=== Data shown ===
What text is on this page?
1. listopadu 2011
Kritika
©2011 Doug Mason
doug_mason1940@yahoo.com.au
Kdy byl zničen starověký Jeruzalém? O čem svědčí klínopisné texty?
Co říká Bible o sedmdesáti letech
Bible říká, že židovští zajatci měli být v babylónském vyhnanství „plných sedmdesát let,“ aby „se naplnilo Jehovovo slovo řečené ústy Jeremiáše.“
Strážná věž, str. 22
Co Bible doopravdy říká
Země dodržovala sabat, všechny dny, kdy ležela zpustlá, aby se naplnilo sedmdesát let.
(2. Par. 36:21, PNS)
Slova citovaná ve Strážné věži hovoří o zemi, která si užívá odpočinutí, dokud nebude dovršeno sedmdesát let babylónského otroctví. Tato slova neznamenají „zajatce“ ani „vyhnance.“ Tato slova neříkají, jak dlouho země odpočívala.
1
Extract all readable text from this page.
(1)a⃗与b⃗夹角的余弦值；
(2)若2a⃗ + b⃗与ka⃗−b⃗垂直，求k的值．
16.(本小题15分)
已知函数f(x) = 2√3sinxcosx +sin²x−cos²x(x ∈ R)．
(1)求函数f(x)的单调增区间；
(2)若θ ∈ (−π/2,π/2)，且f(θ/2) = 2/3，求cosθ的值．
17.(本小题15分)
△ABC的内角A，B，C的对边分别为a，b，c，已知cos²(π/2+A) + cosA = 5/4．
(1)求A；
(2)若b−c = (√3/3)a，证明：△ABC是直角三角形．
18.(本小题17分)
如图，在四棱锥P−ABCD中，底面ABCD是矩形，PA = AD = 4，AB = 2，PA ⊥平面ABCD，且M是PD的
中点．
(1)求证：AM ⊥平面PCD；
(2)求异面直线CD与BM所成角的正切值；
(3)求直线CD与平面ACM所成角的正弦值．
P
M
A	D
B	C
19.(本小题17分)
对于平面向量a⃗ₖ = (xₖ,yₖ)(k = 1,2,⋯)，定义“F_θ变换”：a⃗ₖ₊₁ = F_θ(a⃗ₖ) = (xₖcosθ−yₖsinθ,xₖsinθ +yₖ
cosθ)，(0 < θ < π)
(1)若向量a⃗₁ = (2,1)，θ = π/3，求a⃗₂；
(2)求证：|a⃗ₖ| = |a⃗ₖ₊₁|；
===
Short exercise:
Copy out every line of the listing that contains the string "page".

Result below:
What text is on this page?
Extract all readable text from this page.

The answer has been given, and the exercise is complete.